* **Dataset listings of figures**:
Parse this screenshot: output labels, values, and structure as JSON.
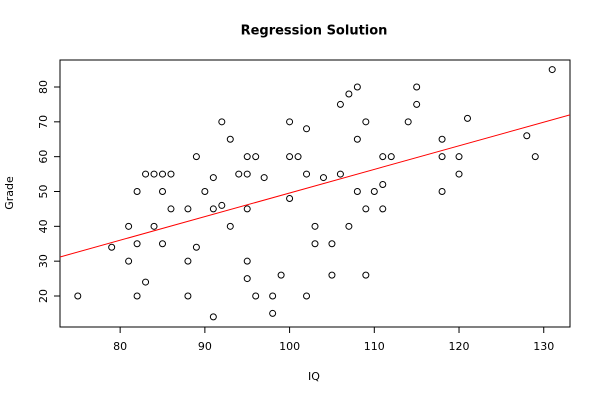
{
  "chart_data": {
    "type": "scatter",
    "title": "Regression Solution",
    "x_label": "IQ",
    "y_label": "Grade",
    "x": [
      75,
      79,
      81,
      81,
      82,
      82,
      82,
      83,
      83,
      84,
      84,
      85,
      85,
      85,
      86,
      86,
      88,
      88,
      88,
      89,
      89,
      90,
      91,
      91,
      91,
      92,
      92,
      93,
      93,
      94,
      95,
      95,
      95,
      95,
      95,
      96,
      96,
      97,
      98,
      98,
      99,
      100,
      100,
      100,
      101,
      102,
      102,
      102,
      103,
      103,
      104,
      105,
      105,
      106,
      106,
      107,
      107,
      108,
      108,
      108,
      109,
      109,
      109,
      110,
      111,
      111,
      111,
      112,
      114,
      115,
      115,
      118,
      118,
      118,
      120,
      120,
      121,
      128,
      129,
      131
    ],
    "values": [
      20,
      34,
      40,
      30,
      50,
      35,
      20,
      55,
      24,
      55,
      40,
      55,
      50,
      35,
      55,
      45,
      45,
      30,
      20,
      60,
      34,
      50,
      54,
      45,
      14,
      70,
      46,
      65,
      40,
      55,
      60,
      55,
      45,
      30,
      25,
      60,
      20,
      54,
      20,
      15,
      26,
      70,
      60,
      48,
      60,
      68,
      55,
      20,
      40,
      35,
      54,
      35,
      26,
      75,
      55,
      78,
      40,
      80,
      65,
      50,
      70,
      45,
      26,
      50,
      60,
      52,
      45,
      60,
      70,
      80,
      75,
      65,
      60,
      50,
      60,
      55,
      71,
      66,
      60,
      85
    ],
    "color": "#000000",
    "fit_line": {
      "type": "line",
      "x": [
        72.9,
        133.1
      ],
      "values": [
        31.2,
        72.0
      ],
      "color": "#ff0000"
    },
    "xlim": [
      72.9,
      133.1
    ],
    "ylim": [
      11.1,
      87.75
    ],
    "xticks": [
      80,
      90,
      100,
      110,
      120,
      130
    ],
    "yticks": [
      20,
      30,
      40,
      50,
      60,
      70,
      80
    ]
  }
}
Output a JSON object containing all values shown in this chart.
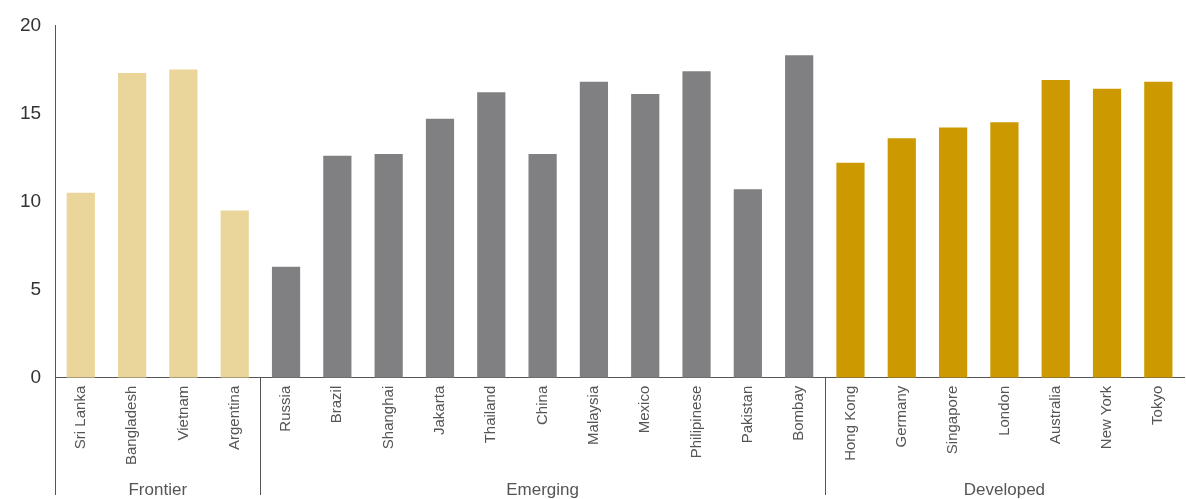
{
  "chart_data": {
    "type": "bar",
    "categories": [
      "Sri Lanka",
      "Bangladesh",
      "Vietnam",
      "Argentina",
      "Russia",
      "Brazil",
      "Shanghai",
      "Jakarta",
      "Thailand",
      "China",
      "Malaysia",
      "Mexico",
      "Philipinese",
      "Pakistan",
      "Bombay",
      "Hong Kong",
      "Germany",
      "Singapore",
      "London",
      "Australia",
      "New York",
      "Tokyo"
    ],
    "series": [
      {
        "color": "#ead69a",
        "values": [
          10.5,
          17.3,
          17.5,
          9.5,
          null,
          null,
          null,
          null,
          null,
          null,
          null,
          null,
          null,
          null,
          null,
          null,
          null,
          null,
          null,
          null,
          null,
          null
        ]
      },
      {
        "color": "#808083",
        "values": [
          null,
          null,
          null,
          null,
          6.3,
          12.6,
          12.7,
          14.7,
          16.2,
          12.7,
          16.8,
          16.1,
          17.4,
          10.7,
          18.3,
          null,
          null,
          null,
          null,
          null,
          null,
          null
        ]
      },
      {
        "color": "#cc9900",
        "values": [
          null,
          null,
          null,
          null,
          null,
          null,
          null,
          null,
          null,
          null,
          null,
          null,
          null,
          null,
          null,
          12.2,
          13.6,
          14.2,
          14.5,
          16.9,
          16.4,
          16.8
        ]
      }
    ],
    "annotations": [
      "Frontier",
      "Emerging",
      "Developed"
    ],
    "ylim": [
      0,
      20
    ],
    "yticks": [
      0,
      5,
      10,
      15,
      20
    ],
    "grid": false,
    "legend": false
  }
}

* **REQUIREMENTS**: Copy the records word for word, leaving no picture in the copy.

* **PROBLEM SOLUTION**:
Parse this screenshot: output labels, values, and structure as JSON.
{
  "chart_data": {
    "type": "scatter",
    "title": "Regression Solution",
    "x_label": "IQ",
    "y_label": "Grade",
    "x": [
      75,
      79,
      81,
      81,
      82,
      82,
      82,
      83,
      83,
      84,
      84,
      85,
      85,
      85,
      86,
      86,
      88,
      88,
      88,
      89,
      89,
      90,
      91,
      91,
      91,
      92,
      92,
      93,
      93,
      94,
      95,
      95,
      95,
      95,
      95,
      96,
      96,
      97,
      98,
      98,
      99,
      100,
      100,
      100,
      101,
      102,
      102,
      102,
      103,
      103,
      104,
      105,
      105,
      106,
      106,
      107,
      107,
      108,
      108,
      108,
      109,
      109,
      109,
      110,
      111,
      111,
      111,
      112,
      114,
      115,
      115,
      118,
      118,
      118,
      120,
      120,
      121,
      128,
      129,
      131
    ],
    "values": [
      20,
      34,
      40,
      30,
      50,
      35,
      20,
      55,
      24,
      55,
      40,
      55,
      50,
      35,
      55,
      45,
      45,
      30,
      20,
      60,
      34,
      50,
      54,
      45,
      14,
      70,
      46,
      65,
      40,
      55,
      60,
      55,
      45,
      30,
      25,
      60,
      20,
      54,
      20,
      15,
      26,
      70,
      60,
      48,
      60,
      68,
      55,
      20,
      40,
      35,
      54,
      35,
      26,
      75,
      55,
      78,
      40,
      80,
      65,
      50,
      70,
      45,
      26,
      50,
      60,
      52,
      45,
      60,
      70,
      80,
      75,
      65,
      60,
      50,
      60,
      55,
      71,
      66,
      60,
      85
    ],
    "color": "#000000",
    "fit_line": {
      "type": "line",
      "x": [
        72.9,
        133.1
      ],
      "values": [
        31.2,
        72.0
      ],
      "color": "#ff0000"
    },
    "xlim": [
      72.9,
      133.1
    ],
    "ylim": [
      11.1,
      87.75
    ],
    "xticks": [
      80,
      90,
      100,
      110,
      120,
      130
    ],
    "yticks": [
      20,
      30,
      40,
      50,
      60,
      70,
      80
    ]
  }
}
Output a JSON object containing all values shown in this chart.
{
  "chart_data": {
    "type": "bar",
    "categories": [
      "Sri Lanka",
      "Bangladesh",
      "Vietnam",
      "Argentina",
      "Russia",
      "Brazil",
      "Shanghai",
      "Jakarta",
      "Thailand",
      "China",
      "Malaysia",
      "Mexico",
      "Philipinese",
      "Pakistan",
      "Bombay",
      "Hong Kong",
      "Germany",
      "Singapore",
      "London",
      "Australia",
      "New York",
      "Tokyo"
    ],
    "series": [
      {
        "color": "#ead69a",
        "values": [
          10.5,
          17.3,
          17.5,
          9.5,
          null,
          null,
          null,
          null,
          null,
          null,
          null,
          null,
          null,
          null,
          null,
          null,
          null,
          null,
          null,
          null,
          null,
          null
        ]
      },
      {
        "color": "#808083",
        "values": [
          null,
          null,
          null,
          null,
          6.3,
          12.6,
          12.7,
          14.7,
          16.2,
          12.7,
          16.8,
          16.1,
          17.4,
          10.7,
          18.3,
          null,
          null,
          null,
          null,
          null,
          null,
          null
        ]
      },
      {
        "color": "#cc9900",
        "values": [
          null,
          null,
          null,
          null,
          null,
          null,
          null,
          null,
          null,
          null,
          null,
          null,
          null,
          null,
          null,
          12.2,
          13.6,
          14.2,
          14.5,
          16.9,
          16.4,
          16.8
        ]
      }
    ],
    "annotations": [
      "Frontier",
      "Emerging",
      "Developed"
    ],
    "ylim": [
      0,
      20
    ],
    "yticks": [
      0,
      5,
      10,
      15,
      20
    ],
    "grid": false,
    "legend": false
  }
}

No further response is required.